### THE PROBLEM
Report each line of the data that has "Gesetzsamml" somewhere in it.

### MATERIAL PROVIDED
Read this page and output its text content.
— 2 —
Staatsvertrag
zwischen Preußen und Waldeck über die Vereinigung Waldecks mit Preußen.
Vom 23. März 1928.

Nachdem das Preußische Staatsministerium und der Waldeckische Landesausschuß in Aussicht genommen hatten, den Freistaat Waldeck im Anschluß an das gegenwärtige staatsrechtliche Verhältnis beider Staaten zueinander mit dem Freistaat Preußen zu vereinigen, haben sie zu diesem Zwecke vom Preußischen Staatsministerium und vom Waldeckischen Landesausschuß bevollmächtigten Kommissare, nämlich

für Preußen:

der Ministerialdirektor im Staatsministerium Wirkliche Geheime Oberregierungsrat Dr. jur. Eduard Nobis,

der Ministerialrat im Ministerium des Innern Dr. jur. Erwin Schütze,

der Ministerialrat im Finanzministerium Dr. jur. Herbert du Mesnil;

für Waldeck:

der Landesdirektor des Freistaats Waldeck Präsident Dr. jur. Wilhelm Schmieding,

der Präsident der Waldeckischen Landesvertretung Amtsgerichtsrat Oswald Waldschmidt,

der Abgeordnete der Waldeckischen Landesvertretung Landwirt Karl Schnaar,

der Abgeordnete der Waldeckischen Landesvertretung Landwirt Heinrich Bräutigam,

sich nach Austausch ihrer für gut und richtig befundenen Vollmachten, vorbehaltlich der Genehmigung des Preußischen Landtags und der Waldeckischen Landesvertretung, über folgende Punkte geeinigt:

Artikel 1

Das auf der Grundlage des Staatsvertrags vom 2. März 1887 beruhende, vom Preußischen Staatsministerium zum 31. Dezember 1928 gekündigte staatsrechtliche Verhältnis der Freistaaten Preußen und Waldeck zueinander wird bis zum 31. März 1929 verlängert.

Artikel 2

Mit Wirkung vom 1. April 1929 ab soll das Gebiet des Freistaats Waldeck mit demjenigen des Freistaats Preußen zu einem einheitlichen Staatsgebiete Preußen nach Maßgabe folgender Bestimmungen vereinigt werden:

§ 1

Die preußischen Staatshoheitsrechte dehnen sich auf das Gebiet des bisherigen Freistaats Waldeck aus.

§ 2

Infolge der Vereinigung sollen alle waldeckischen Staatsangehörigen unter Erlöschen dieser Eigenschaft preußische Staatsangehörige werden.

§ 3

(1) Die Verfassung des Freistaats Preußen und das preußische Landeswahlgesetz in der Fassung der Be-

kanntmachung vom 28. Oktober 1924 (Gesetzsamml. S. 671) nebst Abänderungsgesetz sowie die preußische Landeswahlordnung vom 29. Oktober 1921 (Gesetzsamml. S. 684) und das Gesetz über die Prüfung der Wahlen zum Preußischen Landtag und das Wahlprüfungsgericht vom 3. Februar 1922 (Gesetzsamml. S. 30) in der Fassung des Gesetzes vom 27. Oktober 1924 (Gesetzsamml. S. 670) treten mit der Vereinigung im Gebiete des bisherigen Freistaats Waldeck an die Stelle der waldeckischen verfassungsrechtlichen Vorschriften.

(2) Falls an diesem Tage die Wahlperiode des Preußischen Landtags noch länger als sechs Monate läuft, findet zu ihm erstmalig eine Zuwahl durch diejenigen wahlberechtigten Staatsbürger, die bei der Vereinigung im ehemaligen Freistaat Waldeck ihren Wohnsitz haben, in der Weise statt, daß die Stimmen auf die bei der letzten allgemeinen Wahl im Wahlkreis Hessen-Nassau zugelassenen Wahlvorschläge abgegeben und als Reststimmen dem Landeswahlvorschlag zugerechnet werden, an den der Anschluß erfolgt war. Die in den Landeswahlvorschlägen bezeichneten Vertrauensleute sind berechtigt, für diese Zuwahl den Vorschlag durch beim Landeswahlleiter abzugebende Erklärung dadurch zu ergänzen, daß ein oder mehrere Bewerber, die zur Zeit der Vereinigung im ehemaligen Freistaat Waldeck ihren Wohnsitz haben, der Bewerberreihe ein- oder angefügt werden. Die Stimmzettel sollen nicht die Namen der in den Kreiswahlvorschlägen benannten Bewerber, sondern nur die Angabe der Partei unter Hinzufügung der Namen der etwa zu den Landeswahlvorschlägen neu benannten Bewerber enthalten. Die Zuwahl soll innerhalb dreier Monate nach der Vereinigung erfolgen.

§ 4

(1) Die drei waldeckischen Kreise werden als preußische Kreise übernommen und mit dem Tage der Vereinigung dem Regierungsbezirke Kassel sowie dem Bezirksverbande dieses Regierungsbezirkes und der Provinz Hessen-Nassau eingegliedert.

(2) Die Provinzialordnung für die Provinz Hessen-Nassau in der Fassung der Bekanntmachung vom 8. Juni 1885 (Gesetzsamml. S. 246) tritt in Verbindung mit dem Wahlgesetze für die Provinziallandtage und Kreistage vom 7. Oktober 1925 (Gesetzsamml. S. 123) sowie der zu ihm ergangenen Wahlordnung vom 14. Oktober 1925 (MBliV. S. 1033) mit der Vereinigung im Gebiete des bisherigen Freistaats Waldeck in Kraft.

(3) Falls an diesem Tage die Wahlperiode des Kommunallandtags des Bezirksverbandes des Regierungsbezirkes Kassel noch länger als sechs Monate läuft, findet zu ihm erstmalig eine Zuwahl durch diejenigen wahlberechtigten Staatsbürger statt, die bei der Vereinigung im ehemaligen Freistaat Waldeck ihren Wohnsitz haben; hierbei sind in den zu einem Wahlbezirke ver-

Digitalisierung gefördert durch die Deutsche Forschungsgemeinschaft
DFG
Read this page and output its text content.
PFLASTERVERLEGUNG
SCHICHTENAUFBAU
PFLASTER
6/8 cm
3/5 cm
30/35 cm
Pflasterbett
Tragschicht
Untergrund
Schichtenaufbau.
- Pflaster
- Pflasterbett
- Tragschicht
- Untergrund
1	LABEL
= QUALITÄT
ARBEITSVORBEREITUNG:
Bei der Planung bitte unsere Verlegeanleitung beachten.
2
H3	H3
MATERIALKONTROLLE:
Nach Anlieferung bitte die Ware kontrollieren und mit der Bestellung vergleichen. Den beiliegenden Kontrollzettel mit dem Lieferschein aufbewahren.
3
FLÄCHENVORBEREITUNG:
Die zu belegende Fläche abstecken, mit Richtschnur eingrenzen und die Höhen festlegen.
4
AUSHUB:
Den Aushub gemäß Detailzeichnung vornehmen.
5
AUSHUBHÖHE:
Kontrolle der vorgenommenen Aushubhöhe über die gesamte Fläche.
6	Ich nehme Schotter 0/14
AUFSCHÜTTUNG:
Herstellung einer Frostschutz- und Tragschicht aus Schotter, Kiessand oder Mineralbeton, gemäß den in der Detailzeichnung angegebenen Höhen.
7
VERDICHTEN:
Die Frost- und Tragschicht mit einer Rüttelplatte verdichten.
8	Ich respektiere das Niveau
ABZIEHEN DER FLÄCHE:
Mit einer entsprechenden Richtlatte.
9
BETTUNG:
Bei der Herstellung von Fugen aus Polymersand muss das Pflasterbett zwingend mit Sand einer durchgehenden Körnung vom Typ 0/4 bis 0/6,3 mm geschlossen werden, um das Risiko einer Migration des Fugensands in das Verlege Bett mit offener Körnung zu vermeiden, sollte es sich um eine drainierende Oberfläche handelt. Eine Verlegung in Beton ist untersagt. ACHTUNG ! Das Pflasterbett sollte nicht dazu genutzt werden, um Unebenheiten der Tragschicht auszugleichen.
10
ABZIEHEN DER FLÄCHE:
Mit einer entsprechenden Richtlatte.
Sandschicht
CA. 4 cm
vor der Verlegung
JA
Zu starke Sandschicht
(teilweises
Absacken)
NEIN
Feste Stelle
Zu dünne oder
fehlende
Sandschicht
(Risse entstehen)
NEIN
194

### RESULT
kanntmachung vom 28. Oktober 1924 (Gesetzsamml. S. 671) nebst Abänderungsgesetz sowie die preußische Landeswahlordnung vom 29. Oktober 1921 (Gesetzsamml. S. 684) und das Gesetz über die Prüfung der Wahlen zum Preußischen Landtag und das Wahlprüfungsgericht vom 3. Februar 1922 (Gesetzsamml. S. 30) in der Fassung des Gesetzes vom 27. Oktober 1924 (Gesetzsamml. S. 670) treten mit der Vereinigung im Gebiete des bisherigen Freistaats Waldeck an die Stelle der waldeckischen verfassungsrechtlichen Vorschriften.
(2) Die Provinzialordnung für die Provinz Hessen-Nassau in der Fassung der Bekanntmachung vom 8. Juni 1885 (Gesetzsamml. S. 246) tritt in Verbindung mit dem Wahlgesetze für die Provinziallandtage und Kreistage vom 7. Oktober 1925 (Gesetzsamml. S. 123) sowie der zu ihm ergangenen Wahlordnung vom 14. Oktober 1925 (MBliV. S. 1033) mit der Vereinigung im Gebiete des bisherigen Freistaats Waldeck in Kraft.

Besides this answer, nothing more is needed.